Stated task: Locate every line in the records below that contains the word "الأثر", and copy each one.

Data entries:

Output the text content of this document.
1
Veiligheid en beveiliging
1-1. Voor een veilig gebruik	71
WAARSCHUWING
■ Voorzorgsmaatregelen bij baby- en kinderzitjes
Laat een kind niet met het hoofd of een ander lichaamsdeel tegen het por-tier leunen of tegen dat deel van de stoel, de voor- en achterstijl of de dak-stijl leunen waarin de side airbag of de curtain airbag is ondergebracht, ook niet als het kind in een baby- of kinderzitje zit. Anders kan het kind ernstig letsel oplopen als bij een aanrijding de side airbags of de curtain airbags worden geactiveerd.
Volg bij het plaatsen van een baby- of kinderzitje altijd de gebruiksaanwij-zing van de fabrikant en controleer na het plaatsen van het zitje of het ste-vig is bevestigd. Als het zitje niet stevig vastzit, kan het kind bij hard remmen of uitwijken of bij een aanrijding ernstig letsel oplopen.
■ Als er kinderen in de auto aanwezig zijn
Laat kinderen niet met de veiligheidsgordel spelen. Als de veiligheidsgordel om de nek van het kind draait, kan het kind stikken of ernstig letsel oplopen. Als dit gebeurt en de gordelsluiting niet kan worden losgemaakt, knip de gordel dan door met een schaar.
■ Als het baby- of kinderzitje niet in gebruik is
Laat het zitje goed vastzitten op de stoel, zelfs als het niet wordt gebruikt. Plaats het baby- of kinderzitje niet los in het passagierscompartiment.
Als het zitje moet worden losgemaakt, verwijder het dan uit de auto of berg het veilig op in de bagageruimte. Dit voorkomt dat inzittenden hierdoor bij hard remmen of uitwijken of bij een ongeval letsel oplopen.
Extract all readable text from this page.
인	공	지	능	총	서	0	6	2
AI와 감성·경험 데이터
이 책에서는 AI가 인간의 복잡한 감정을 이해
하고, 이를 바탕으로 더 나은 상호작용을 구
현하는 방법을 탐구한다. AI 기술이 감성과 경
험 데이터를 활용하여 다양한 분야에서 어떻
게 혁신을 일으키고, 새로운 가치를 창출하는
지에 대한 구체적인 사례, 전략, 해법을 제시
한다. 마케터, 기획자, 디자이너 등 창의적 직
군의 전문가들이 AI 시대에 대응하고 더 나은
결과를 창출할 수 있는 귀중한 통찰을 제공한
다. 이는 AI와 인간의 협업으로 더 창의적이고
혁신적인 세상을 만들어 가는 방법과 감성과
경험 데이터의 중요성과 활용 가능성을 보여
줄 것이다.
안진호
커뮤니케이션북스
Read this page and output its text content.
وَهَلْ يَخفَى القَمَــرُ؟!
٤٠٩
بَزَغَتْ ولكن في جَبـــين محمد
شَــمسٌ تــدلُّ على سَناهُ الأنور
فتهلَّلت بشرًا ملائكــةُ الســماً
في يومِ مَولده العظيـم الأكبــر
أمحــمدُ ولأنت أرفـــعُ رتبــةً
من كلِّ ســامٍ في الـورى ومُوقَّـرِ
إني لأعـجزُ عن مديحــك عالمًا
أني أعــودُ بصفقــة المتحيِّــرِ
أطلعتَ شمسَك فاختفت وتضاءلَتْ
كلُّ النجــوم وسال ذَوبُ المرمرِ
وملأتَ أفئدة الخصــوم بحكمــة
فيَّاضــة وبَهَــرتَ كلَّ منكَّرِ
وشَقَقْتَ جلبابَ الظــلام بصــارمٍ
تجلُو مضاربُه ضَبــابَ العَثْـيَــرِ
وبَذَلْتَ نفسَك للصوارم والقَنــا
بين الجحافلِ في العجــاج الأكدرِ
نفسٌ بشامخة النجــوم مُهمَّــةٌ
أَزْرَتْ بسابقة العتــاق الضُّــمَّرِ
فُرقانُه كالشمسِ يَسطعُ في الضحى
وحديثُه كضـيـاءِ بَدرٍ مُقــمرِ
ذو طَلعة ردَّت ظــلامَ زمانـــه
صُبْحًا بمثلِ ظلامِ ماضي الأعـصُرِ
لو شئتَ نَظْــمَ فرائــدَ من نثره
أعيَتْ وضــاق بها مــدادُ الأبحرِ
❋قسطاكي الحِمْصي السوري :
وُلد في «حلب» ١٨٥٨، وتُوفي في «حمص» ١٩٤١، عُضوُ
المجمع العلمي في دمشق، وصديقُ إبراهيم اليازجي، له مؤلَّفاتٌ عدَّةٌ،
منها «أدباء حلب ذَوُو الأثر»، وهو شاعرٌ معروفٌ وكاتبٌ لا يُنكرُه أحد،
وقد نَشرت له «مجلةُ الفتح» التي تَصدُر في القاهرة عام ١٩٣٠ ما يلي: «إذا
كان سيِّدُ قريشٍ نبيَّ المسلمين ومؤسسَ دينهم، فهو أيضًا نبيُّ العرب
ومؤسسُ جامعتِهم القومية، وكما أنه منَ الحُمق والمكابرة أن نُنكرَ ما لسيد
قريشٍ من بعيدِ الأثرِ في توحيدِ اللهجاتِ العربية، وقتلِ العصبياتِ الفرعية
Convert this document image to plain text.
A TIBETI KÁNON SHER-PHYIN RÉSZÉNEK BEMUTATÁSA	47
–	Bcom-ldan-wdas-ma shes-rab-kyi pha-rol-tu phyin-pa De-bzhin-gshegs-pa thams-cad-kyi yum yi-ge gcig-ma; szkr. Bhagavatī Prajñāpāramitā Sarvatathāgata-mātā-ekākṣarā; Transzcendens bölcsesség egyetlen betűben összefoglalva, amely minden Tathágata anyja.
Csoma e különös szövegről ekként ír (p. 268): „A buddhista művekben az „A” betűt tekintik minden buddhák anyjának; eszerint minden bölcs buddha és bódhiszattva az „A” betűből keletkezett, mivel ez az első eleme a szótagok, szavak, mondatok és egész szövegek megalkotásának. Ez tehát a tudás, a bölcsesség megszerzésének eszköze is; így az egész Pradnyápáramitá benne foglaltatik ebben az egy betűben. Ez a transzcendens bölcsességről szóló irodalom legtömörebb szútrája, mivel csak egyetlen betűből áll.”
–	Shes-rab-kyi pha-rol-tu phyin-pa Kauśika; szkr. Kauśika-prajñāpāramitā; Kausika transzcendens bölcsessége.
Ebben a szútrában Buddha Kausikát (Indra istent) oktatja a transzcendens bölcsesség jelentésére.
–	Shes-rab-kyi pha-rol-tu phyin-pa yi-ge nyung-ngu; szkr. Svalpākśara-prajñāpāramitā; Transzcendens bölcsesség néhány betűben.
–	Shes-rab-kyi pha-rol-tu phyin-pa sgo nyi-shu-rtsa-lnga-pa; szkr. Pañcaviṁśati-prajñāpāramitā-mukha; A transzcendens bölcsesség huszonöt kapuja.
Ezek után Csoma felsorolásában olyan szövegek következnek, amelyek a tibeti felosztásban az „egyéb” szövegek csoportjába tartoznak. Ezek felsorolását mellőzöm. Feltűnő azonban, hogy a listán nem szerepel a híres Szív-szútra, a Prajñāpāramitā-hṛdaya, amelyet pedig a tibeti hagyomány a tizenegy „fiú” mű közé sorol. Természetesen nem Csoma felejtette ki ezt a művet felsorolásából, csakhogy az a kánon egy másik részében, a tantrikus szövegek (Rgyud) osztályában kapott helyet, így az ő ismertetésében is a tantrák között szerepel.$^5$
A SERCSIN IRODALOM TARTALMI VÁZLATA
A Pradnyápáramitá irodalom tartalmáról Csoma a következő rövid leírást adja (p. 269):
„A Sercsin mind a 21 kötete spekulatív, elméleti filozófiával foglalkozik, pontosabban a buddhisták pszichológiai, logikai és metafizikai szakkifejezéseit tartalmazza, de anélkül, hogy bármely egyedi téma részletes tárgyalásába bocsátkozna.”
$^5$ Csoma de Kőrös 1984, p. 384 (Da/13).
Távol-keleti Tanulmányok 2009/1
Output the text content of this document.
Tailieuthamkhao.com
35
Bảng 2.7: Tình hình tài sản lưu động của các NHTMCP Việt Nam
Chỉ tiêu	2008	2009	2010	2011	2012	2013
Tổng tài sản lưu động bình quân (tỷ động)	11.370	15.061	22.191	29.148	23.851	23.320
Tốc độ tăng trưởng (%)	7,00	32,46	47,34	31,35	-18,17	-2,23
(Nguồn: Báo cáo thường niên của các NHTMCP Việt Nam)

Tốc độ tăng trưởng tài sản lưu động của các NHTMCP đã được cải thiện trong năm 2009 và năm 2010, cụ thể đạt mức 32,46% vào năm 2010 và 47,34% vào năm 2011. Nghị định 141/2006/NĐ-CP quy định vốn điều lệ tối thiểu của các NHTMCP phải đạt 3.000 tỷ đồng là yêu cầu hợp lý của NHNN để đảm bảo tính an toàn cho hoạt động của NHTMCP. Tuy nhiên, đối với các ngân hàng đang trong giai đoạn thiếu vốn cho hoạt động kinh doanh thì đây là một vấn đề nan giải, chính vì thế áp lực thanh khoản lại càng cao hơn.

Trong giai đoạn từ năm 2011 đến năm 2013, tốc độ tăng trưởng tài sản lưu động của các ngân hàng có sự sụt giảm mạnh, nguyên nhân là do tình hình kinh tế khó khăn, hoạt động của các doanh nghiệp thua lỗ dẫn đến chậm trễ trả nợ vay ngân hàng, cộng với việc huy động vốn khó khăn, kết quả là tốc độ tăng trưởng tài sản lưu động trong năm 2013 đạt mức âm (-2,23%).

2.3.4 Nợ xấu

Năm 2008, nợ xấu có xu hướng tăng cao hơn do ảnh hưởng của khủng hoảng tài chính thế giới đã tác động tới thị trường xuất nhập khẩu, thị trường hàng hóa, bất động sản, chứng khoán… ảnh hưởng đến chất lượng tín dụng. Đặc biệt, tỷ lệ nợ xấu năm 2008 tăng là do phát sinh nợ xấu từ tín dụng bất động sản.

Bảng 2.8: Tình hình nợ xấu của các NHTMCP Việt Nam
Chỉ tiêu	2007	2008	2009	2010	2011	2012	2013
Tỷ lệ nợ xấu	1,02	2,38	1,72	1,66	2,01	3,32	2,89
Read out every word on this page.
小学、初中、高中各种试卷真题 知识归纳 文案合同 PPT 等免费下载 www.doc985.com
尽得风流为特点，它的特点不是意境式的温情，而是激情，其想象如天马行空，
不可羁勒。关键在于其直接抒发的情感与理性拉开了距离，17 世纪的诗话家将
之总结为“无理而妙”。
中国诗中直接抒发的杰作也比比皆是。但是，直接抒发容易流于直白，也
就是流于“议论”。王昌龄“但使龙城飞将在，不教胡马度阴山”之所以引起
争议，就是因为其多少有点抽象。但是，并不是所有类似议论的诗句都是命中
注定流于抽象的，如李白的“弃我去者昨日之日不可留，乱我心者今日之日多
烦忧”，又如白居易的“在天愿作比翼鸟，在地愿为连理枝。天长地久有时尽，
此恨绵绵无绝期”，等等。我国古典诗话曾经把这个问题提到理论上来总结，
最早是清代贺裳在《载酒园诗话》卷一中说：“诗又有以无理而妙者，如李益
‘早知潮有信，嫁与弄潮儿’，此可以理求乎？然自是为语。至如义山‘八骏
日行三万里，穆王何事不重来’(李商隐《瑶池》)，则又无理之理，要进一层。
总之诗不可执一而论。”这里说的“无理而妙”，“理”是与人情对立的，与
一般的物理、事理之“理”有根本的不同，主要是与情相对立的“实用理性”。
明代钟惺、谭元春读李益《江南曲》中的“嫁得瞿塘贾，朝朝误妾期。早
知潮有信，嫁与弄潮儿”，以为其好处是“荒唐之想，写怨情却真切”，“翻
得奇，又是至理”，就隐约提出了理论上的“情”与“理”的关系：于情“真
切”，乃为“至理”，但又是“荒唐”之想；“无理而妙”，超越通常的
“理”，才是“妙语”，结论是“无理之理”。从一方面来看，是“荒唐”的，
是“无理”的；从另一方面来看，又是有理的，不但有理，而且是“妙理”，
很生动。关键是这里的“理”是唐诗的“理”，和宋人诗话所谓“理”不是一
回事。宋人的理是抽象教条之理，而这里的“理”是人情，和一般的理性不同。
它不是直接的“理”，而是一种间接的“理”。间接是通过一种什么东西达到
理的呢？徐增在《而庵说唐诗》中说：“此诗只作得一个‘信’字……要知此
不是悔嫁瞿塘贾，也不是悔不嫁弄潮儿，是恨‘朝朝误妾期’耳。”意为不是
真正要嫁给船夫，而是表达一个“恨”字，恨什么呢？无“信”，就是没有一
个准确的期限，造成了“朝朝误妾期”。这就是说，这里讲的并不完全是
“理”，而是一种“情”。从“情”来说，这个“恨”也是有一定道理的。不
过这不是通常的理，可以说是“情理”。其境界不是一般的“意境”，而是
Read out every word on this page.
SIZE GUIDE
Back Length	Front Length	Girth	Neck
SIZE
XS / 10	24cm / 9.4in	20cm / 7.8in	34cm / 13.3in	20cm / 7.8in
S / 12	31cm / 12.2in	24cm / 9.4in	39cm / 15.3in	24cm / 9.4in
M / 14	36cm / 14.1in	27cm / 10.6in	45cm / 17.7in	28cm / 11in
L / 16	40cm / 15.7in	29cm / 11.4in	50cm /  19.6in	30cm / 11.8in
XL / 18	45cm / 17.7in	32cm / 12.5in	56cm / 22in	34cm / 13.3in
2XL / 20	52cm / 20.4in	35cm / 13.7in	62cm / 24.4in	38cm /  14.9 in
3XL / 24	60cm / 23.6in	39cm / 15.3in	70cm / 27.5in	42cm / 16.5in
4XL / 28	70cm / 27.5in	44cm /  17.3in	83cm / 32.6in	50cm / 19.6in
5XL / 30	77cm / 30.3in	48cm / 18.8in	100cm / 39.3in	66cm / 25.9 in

Solved exercise:
منها «أدباء حلب ذَوُو الأثر»، وهو شاعرٌ معروفٌ وكاتبٌ لا يُنكرُه أحد،
قريشٍ من بعيدِ الأثرِ في توحيدِ اللهجاتِ العربية، وقتلِ العصبياتِ الفرعية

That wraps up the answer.